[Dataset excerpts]

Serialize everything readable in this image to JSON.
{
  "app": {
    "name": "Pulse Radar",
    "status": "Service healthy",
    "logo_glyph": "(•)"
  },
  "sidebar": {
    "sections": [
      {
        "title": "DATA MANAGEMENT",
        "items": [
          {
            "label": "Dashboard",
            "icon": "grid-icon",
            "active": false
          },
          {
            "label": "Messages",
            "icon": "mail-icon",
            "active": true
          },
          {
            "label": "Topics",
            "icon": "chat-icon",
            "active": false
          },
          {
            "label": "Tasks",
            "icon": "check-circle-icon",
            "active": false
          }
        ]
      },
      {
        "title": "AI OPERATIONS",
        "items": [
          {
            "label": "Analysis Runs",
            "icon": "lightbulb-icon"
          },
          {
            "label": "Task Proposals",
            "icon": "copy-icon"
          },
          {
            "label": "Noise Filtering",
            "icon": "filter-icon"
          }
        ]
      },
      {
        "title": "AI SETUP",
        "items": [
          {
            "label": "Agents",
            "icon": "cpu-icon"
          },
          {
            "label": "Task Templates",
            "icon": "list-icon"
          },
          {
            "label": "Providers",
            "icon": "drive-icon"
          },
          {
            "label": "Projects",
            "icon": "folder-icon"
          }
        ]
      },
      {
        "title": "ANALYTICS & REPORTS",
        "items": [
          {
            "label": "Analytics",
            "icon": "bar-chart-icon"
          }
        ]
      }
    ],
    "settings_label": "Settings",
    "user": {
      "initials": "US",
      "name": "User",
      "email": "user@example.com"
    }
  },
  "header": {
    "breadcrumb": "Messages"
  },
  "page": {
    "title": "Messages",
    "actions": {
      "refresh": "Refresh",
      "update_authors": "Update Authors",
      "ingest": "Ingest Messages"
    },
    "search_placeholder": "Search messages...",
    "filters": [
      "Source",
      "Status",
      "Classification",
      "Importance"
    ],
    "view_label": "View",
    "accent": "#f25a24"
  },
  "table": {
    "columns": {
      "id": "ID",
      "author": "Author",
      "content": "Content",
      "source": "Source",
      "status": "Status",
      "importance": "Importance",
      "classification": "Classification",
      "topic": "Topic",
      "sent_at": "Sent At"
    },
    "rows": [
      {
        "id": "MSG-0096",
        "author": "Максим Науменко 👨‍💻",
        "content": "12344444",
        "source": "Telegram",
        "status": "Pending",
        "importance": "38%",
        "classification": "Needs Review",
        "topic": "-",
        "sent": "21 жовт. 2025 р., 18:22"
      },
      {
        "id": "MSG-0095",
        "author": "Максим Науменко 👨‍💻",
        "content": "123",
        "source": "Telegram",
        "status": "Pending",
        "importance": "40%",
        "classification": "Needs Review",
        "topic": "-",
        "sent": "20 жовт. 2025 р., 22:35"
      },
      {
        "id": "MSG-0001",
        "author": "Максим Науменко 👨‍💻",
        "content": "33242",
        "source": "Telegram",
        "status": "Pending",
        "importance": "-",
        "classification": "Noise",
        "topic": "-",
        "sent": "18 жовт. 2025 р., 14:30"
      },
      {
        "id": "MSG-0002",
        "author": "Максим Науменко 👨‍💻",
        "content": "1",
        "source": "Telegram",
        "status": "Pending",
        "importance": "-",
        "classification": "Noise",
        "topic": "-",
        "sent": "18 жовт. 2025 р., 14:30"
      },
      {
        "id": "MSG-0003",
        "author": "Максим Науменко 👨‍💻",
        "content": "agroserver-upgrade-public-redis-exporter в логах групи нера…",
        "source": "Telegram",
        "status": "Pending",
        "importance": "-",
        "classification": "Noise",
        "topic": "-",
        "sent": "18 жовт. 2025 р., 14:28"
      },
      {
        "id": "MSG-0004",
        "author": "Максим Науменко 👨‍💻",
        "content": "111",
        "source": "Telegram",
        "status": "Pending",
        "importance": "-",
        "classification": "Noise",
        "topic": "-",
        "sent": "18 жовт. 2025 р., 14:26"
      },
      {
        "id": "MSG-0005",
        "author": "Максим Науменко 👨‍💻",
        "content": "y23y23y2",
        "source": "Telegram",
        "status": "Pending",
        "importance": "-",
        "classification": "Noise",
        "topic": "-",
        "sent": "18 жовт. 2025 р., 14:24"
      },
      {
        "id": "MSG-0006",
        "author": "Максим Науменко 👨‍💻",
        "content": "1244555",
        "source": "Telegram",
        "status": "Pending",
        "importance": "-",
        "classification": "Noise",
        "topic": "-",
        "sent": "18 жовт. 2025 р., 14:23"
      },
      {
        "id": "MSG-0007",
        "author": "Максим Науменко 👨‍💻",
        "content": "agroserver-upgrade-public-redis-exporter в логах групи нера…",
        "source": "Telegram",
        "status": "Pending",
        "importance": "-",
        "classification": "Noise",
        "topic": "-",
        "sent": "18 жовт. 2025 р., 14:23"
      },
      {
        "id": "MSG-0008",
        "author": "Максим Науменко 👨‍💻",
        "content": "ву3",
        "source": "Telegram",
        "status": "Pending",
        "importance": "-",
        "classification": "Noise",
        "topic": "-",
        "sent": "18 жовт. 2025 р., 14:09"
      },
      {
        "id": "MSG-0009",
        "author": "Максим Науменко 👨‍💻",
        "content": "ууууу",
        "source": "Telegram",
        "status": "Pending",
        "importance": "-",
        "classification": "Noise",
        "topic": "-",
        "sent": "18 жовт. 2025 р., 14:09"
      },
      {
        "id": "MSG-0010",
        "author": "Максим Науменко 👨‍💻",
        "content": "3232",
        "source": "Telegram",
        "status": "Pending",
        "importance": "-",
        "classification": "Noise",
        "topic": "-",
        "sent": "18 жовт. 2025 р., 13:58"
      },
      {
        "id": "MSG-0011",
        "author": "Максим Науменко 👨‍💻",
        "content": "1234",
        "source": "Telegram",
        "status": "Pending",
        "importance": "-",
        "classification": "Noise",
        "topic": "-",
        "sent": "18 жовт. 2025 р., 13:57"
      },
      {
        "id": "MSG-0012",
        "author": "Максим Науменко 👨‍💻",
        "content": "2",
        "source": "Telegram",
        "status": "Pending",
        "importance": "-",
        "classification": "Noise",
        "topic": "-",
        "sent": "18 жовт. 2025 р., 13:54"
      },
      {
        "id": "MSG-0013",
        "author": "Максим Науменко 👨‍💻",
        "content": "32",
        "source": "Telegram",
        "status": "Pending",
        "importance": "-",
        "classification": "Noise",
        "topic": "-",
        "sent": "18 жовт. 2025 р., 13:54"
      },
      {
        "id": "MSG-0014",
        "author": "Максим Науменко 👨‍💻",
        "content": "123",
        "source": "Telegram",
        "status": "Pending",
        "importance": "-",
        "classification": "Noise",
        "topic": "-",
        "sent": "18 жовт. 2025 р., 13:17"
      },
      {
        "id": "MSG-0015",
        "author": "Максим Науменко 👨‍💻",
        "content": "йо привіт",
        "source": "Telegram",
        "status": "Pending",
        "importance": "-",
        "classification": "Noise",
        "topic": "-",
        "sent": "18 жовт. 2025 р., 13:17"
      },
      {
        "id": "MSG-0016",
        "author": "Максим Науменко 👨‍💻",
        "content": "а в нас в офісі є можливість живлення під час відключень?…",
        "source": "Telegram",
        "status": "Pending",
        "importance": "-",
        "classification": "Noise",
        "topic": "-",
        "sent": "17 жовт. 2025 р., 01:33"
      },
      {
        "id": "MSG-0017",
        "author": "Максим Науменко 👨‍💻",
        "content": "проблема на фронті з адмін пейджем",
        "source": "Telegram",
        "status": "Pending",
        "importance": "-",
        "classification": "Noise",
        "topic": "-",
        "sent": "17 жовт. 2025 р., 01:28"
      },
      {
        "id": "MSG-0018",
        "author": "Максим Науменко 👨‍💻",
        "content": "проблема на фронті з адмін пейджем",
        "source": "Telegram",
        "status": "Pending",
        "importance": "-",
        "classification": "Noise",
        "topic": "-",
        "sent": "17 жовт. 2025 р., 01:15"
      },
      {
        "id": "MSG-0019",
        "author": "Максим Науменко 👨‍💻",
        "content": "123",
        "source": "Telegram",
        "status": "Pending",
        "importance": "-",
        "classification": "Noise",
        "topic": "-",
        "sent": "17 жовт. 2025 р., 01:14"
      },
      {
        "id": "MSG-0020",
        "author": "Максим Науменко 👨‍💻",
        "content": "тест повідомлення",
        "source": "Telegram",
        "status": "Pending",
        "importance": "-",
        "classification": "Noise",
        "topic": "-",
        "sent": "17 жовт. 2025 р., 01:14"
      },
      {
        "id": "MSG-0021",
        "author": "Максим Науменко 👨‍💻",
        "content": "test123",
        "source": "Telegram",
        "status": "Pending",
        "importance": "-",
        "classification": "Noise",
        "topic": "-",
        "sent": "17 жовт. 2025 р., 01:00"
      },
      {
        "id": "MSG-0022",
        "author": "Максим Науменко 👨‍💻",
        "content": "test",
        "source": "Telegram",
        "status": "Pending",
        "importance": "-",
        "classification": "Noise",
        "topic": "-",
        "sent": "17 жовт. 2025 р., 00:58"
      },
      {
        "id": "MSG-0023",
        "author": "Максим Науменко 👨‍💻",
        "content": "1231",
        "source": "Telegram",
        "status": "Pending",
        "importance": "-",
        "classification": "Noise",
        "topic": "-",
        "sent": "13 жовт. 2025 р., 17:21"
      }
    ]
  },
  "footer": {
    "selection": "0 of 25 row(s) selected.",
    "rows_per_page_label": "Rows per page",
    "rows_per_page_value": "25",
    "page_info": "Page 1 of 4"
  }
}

## [SHORT TASK]
What is the number of lines above that contain the string "title"? Answer with the number alone.

## [SOLUTION]
5